→ **WORK TO COMPLETE**:
Reproduce the entries exactly.

→ **RECORDS PROVIDED**:
======

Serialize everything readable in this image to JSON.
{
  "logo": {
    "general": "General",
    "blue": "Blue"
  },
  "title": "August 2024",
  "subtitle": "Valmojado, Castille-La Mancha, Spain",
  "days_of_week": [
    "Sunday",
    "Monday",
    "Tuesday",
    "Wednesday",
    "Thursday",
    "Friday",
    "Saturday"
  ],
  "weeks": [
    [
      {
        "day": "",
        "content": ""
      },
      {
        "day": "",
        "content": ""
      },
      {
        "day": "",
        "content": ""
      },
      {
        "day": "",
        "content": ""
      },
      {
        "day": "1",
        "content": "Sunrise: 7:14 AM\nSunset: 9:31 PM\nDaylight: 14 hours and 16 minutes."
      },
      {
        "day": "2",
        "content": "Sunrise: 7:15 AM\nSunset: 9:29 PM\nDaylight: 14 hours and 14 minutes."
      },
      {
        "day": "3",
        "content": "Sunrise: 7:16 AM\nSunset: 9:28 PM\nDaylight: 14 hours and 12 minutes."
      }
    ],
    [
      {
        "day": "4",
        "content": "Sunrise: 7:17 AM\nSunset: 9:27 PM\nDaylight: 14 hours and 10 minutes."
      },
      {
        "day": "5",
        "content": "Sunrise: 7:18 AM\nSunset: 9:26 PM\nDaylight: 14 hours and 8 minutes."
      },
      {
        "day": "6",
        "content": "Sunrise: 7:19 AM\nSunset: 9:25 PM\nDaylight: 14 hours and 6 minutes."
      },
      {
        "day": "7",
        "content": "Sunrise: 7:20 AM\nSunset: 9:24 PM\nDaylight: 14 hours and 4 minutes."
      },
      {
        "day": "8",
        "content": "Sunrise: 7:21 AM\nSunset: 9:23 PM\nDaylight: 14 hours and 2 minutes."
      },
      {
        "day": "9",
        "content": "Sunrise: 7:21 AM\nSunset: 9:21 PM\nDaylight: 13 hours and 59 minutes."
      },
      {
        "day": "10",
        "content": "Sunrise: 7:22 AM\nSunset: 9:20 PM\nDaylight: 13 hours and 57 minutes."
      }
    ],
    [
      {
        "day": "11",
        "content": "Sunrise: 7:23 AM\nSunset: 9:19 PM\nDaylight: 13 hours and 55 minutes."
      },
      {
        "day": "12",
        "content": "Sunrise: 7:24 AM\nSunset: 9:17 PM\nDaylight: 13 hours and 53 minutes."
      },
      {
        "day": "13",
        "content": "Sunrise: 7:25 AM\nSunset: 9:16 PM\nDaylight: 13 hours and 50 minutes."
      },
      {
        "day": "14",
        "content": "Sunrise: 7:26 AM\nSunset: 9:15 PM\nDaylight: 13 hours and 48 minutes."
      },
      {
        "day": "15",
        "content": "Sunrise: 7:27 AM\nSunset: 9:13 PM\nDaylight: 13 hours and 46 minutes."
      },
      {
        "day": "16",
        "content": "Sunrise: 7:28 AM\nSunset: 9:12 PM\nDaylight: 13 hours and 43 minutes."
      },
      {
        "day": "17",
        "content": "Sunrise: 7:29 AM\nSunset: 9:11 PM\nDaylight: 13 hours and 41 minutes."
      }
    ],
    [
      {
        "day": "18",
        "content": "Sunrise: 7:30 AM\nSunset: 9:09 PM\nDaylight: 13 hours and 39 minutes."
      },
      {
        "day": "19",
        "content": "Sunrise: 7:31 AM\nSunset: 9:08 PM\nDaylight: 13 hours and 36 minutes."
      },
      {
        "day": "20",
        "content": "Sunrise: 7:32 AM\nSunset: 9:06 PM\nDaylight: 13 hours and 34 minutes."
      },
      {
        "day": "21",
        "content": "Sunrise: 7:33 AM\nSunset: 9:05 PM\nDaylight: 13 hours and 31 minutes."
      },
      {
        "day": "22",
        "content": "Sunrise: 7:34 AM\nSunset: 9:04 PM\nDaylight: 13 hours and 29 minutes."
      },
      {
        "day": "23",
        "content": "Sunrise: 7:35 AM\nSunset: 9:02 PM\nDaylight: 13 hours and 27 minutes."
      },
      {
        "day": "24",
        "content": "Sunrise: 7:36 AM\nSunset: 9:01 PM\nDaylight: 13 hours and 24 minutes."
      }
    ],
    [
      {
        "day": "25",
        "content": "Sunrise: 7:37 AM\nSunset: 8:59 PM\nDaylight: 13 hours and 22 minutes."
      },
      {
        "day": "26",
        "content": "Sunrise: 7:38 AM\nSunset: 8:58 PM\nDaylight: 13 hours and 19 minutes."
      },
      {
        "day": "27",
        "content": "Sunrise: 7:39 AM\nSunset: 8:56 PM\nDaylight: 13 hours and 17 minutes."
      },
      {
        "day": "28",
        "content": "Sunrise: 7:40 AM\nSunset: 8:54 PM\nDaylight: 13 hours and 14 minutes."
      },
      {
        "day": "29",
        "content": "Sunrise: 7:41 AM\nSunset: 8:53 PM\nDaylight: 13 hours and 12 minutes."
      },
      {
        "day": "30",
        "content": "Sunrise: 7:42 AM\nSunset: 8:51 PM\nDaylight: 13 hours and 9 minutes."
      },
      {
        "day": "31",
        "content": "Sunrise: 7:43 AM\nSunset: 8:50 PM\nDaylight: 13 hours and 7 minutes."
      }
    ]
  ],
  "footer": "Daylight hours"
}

======

→ **THE REPLY**:
Serialize everything readable in this image to JSON.
{
  "logo": {
    "general": "General",
    "blue": "Blue"
  },
  "title": "August 2024",
  "subtitle": "Valmojado, Castille-La Mancha, Spain",
  "days_of_week": [
    "Sunday",
    "Monday",
    "Tuesday",
    "Wednesday",
    "Thursday",
    "Friday",
    "Saturday"
  ],
  "weeks": [
    [
      {
        "day": "",
        "content": ""
      },
      {
        "day": "",
        "content": ""
      },
      {
        "day": "",
        "content": ""
      },
      {
        "day": "",
        "content": ""
      },
      {
        "day": "1",
        "content": "Sunrise: 7:14 AM\nSunset: 9:31 PM\nDaylight: 14 hours and 16 minutes."
      },
      {
        "day": "2",
        "content": "Sunrise: 7:15 AM\nSunset: 9:29 PM\nDaylight: 14 hours and 14 minutes."
      },
      {
        "day": "3",
        "content": "Sunrise: 7:16 AM\nSunset: 9:28 PM\nDaylight: 14 hours and 12 minutes."
      }
    ],
    [
      {
        "day": "4",
        "content": "Sunrise: 7:17 AM\nSunset: 9:27 PM\nDaylight: 14 hours and 10 minutes."
      },
      {
        "day": "5",
        "content": "Sunrise: 7:18 AM\nSunset: 9:26 PM\nDaylight: 14 hours and 8 minutes."
      },
      {
        "day": "6",
        "content": "Sunrise: 7:19 AM\nSunset: 9:25 PM\nDaylight: 14 hours and 6 minutes."
      },
      {
        "day": "7",
        "content": "Sunrise: 7:20 AM\nSunset: 9:24 PM\nDaylight: 14 hours and 4 minutes."
      },
      {
        "day": "8",
        "content": "Sunrise: 7:21 AM\nSunset: 9:23 PM\nDaylight: 14 hours and 2 minutes."
      },
      {
        "day": "9",
        "content": "Sunrise: 7:21 AM\nSunset: 9:21 PM\nDaylight: 13 hours and 59 minutes."
      },
      {
        "day": "10",
        "content": "Sunrise: 7:22 AM\nSunset: 9:20 PM\nDaylight: 13 hours and 57 minutes."
      }
    ],
    [
      {
        "day": "11",
        "content": "Sunrise: 7:23 AM\nSunset: 9:19 PM\nDaylight: 13 hours and 55 minutes."
      },
      {
        "day": "12",
        "content": "Sunrise: 7:24 AM\nSunset: 9:17 PM\nDaylight: 13 hours and 53 minutes."
      },
      {
        "day": "13",
        "content": "Sunrise: 7:25 AM\nSunset: 9:16 PM\nDaylight: 13 hours and 50 minutes."
      },
      {
        "day": "14",
        "content": "Sunrise: 7:26 AM\nSunset: 9:15 PM\nDaylight: 13 hours and 48 minutes."
      },
      {
        "day": "15",
        "content": "Sunrise: 7:27 AM\nSunset: 9:13 PM\nDaylight: 13 hours and 46 minutes."
      },
      {
        "day": "16",
        "content": "Sunrise: 7:28 AM\nSunset: 9:12 PM\nDaylight: 13 hours and 43 minutes."
      },
      {
        "day": "17",
        "content": "Sunrise: 7:29 AM\nSunset: 9:11 PM\nDaylight: 13 hours and 41 minutes."
      }
    ],
    [
      {
        "day": "18",
        "content": "Sunrise: 7:30 AM\nSunset: 9:09 PM\nDaylight: 13 hours and 39 minutes."
      },
      {
        "day": "19",
        "content": "Sunrise: 7:31 AM\nSunset: 9:08 PM\nDaylight: 13 hours and 36 minutes."
      },
      {
        "day": "20",
        "content": "Sunrise: 7:32 AM\nSunset: 9:06 PM\nDaylight: 13 hours and 34 minutes."
      },
      {
        "day": "21",
        "content": "Sunrise: 7:33 AM\nSunset: 9:05 PM\nDaylight: 13 hours and 31 minutes."
      },
      {
        "day": "22",
        "content": "Sunrise: 7:34 AM\nSunset: 9:04 PM\nDaylight: 13 hours and 29 minutes."
      },
      {
        "day": "23",
        "content": "Sunrise: 7:35 AM\nSunset: 9:02 PM\nDaylight: 13 hours and 27 minutes."
      },
      {
        "day": "24",
        "content": "Sunrise: 7:36 AM\nSunset: 9:01 PM\nDaylight: 13 hours and 24 minutes."
      }
    ],
    [
      {
        "day": "25",
        "content": "Sunrise: 7:37 AM\nSunset: 8:59 PM\nDaylight: 13 hours and 22 minutes."
      },
      {
        "day": "26",
        "content": "Sunrise: 7:38 AM\nSunset: 8:58 PM\nDaylight: 13 hours and 19 minutes."
      },
      {
        "day": "27",
        "content": "Sunrise: 7:39 AM\nSunset: 8:56 PM\nDaylight: 13 hours and 17 minutes."
      },
      {
        "day": "28",
        "content": "Sunrise: 7:40 AM\nSunset: 8:54 PM\nDaylight: 13 hours and 14 minutes."
      },
      {
        "day": "29",
        "content": "Sunrise: 7:41 AM\nSunset: 8:53 PM\nDaylight: 13 hours and 12 minutes."
      },
      {
        "day": "30",
        "content": "Sunrise: 7:42 AM\nSunset: 8:51 PM\nDaylight: 13 hours and 9 minutes."
      },
      {
        "day": "31",
        "content": "Sunrise: 7:43 AM\nSunset: 8:50 PM\nDaylight: 13 hours and 7 minutes."
      }
    ]
  ],
  "footer": "Daylight hours"
}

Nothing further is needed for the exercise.